** Begin Given records **

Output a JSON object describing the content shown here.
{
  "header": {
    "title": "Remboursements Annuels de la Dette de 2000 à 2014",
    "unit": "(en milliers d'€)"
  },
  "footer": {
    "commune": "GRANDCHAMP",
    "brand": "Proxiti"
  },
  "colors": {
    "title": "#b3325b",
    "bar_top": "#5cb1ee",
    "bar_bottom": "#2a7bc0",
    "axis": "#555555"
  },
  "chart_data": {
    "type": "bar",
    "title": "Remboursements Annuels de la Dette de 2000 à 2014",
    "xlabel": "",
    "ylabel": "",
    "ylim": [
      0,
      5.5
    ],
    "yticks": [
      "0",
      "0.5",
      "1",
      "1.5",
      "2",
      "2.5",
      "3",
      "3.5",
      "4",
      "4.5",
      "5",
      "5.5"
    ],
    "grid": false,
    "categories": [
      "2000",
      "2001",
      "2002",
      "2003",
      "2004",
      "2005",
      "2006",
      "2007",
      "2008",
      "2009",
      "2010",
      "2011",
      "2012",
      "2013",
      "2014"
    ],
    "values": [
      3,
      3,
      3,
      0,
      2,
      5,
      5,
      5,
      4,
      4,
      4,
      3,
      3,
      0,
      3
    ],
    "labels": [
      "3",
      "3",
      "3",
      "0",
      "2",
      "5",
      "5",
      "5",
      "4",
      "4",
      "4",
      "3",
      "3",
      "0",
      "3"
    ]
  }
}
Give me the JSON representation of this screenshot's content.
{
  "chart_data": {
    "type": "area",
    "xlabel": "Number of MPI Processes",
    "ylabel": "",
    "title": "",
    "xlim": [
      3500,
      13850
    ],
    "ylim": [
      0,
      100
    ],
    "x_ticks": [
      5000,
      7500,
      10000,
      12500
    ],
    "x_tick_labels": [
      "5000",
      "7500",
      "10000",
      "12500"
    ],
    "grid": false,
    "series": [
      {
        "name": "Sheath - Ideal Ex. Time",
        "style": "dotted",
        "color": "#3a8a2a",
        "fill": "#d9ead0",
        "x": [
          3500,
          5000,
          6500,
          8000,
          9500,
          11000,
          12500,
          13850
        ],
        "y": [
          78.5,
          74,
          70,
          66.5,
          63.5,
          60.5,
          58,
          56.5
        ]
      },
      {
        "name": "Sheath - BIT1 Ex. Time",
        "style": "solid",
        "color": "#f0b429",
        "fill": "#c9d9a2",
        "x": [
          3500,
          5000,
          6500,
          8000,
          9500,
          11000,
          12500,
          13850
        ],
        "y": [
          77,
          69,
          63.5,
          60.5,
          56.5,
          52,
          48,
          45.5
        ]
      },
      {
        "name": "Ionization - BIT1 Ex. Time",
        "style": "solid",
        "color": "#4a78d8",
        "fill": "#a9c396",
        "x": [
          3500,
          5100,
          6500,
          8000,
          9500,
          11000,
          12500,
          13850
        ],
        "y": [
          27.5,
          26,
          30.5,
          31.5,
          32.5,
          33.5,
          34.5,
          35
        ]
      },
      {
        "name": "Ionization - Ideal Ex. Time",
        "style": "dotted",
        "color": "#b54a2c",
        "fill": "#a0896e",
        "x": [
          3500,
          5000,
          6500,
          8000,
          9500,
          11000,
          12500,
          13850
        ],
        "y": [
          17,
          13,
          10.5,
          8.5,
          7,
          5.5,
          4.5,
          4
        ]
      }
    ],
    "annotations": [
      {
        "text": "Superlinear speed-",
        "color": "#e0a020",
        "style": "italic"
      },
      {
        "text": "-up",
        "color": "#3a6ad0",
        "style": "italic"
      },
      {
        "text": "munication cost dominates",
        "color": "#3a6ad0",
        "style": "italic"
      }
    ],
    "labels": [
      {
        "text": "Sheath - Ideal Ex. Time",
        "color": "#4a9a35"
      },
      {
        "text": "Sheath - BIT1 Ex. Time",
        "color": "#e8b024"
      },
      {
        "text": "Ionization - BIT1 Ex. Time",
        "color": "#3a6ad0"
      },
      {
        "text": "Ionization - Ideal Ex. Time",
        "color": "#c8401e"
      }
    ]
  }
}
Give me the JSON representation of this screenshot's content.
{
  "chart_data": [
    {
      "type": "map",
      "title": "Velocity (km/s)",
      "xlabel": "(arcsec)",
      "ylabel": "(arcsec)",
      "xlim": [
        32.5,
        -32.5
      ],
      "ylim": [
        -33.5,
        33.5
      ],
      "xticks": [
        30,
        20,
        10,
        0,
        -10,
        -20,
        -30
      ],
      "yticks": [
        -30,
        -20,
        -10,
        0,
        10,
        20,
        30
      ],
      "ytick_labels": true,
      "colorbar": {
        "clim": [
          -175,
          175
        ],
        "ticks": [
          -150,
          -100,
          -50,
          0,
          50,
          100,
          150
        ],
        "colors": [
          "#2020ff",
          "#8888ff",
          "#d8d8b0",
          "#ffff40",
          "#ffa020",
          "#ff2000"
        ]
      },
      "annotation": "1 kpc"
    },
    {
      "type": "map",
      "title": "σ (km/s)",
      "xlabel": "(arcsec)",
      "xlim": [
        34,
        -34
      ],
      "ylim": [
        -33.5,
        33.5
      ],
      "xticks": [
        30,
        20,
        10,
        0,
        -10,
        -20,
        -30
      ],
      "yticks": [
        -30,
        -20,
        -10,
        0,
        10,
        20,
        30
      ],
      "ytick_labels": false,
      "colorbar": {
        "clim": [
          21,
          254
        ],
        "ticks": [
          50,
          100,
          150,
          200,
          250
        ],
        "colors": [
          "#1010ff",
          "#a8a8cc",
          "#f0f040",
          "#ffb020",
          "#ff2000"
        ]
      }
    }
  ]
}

** End Given records **

**Work to do**: Output the whole listing above again, word for word.

**Finished answer**:
Output a JSON object describing the content shown here.
{
  "header": {
    "title": "Remboursements Annuels de la Dette de 2000 à 2014",
    "unit": "(en milliers d'€)"
  },
  "footer": {
    "commune": "GRANDCHAMP",
    "brand": "Proxiti"
  },
  "colors": {
    "title": "#b3325b",
    "bar_top": "#5cb1ee",
    "bar_bottom": "#2a7bc0",
    "axis": "#555555"
  },
  "chart_data": {
    "type": "bar",
    "title": "Remboursements Annuels de la Dette de 2000 à 2014",
    "xlabel": "",
    "ylabel": "",
    "ylim": [
      0,
      5.5
    ],
    "yticks": [
      "0",
      "0.5",
      "1",
      "1.5",
      "2",
      "2.5",
      "3",
      "3.5",
      "4",
      "4.5",
      "5",
      "5.5"
    ],
    "grid": false,
    "categories": [
      "2000",
      "2001",
      "2002",
      "2003",
      "2004",
      "2005",
      "2006",
      "2007",
      "2008",
      "2009",
      "2010",
      "2011",
      "2012",
      "2013",
      "2014"
    ],
    "values": [
      3,
      3,
      3,
      0,
      2,
      5,
      5,
      5,
      4,
      4,
      4,
      3,
      3,
      0,
      3
    ],
    "labels": [
      "3",
      "3",
      "3",
      "0",
      "2",
      "5",
      "5",
      "5",
      "4",
      "4",
      "4",
      "3",
      "3",
      "0",
      "3"
    ]
  }
}
Give me the JSON representation of this screenshot's content.
{
  "chart_data": {
    "type": "area",
    "xlabel": "Number of MPI Processes",
    "ylabel": "",
    "title": "",
    "xlim": [
      3500,
      13850
    ],
    "ylim": [
      0,
      100
    ],
    "x_ticks": [
      5000,
      7500,
      10000,
      12500
    ],
    "x_tick_labels": [
      "5000",
      "7500",
      "10000",
      "12500"
    ],
    "grid": false,
    "series": [
      {
        "name": "Sheath - Ideal Ex. Time",
        "style": "dotted",
        "color": "#3a8a2a",
        "fill": "#d9ead0",
        "x": [
          3500,
          5000,
          6500,
          8000,
          9500,
          11000,
          12500,
          13850
        ],
        "y": [
          78.5,
          74,
          70,
          66.5,
          63.5,
          60.5,
          58,
          56.5
        ]
      },
      {
        "name": "Sheath - BIT1 Ex. Time",
        "style": "solid",
        "color": "#f0b429",
        "fill": "#c9d9a2",
        "x": [
          3500,
          5000,
          6500,
          8000,
          9500,
          11000,
          12500,
          13850
        ],
        "y": [
          77,
          69,
          63.5,
          60.5,
          56.5,
          52,
          48,
          45.5
        ]
      },
      {
        "name": "Ionization - BIT1 Ex. Time",
        "style": "solid",
        "color": "#4a78d8",
        "fill": "#a9c396",
        "x": [
          3500,
          5100,
          6500,
          8000,
          9500,
          11000,
          12500,
          13850
        ],
        "y": [
          27.5,
          26,
          30.5,
          31.5,
          32.5,
          33.5,
          34.5,
          35
        ]
      },
      {
        "name": "Ionization - Ideal Ex. Time",
        "style": "dotted",
        "color": "#b54a2c",
        "fill": "#a0896e",
        "x": [
          3500,
          5000,
          6500,
          8000,
          9500,
          11000,
          12500,
          13850
        ],
        "y": [
          17,
          13,
          10.5,
          8.5,
          7,
          5.5,
          4.5,
          4
        ]
      }
    ],
    "annotations": [
      {
        "text": "Superlinear speed-",
        "color": "#e0a020",
        "style": "italic"
      },
      {
        "text": "-up",
        "color": "#3a6ad0",
        "style": "italic"
      },
      {
        "text": "munication cost dominates",
        "color": "#3a6ad0",
        "style": "italic"
      }
    ],
    "labels": [
      {
        "text": "Sheath - Ideal Ex. Time",
        "color": "#4a9a35"
      },
      {
        "text": "Sheath - BIT1 Ex. Time",
        "color": "#e8b024"
      },
      {
        "text": "Ionization - BIT1 Ex. Time",
        "color": "#3a6ad0"
      },
      {
        "text": "Ionization - Ideal Ex. Time",
        "color": "#c8401e"
      }
    ]
  }
}
Give me the JSON representation of this screenshot's content.
{
  "chart_data": [
    {
      "type": "map",
      "title": "Velocity (km/s)",
      "xlabel": "(arcsec)",
      "ylabel": "(arcsec)",
      "xlim": [
        32.5,
        -32.5
      ],
      "ylim": [
        -33.5,
        33.5
      ],
      "xticks": [
        30,
        20,
        10,
        0,
        -10,
        -20,
        -30
      ],
      "yticks": [
        -30,
        -20,
        -10,
        0,
        10,
        20,
        30
      ],
      "ytick_labels": true,
      "colorbar": {
        "clim": [
          -175,
          175
        ],
        "ticks": [
          -150,
          -100,
          -50,
          0,
          50,
          100,
          150
        ],
        "colors": [
          "#2020ff",
          "#8888ff",
          "#d8d8b0",
          "#ffff40",
          "#ffa020",
          "#ff2000"
        ]
      },
      "annotation": "1 kpc"
    },
    {
      "type": "map",
      "title": "σ (km/s)",
      "xlabel": "(arcsec)",
      "xlim": [
        34,
        -34
      ],
      "ylim": [
        -33.5,
        33.5
      ],
      "xticks": [
        30,
        20,
        10,
        0,
        -10,
        -20,
        -30
      ],
      "yticks": [
        -30,
        -20,
        -10,
        0,
        10,
        20,
        30
      ],
      "ytick_labels": false,
      "colorbar": {
        "clim": [
          21,
          254
        ],
        "ticks": [
          50,
          100,
          150,
          200,
          250
        ],
        "colors": [
          "#1010ff",
          "#a8a8cc",
          "#f0f040",
          "#ffb020",
          "#ff2000"
        ]
      }
    }
  ]
}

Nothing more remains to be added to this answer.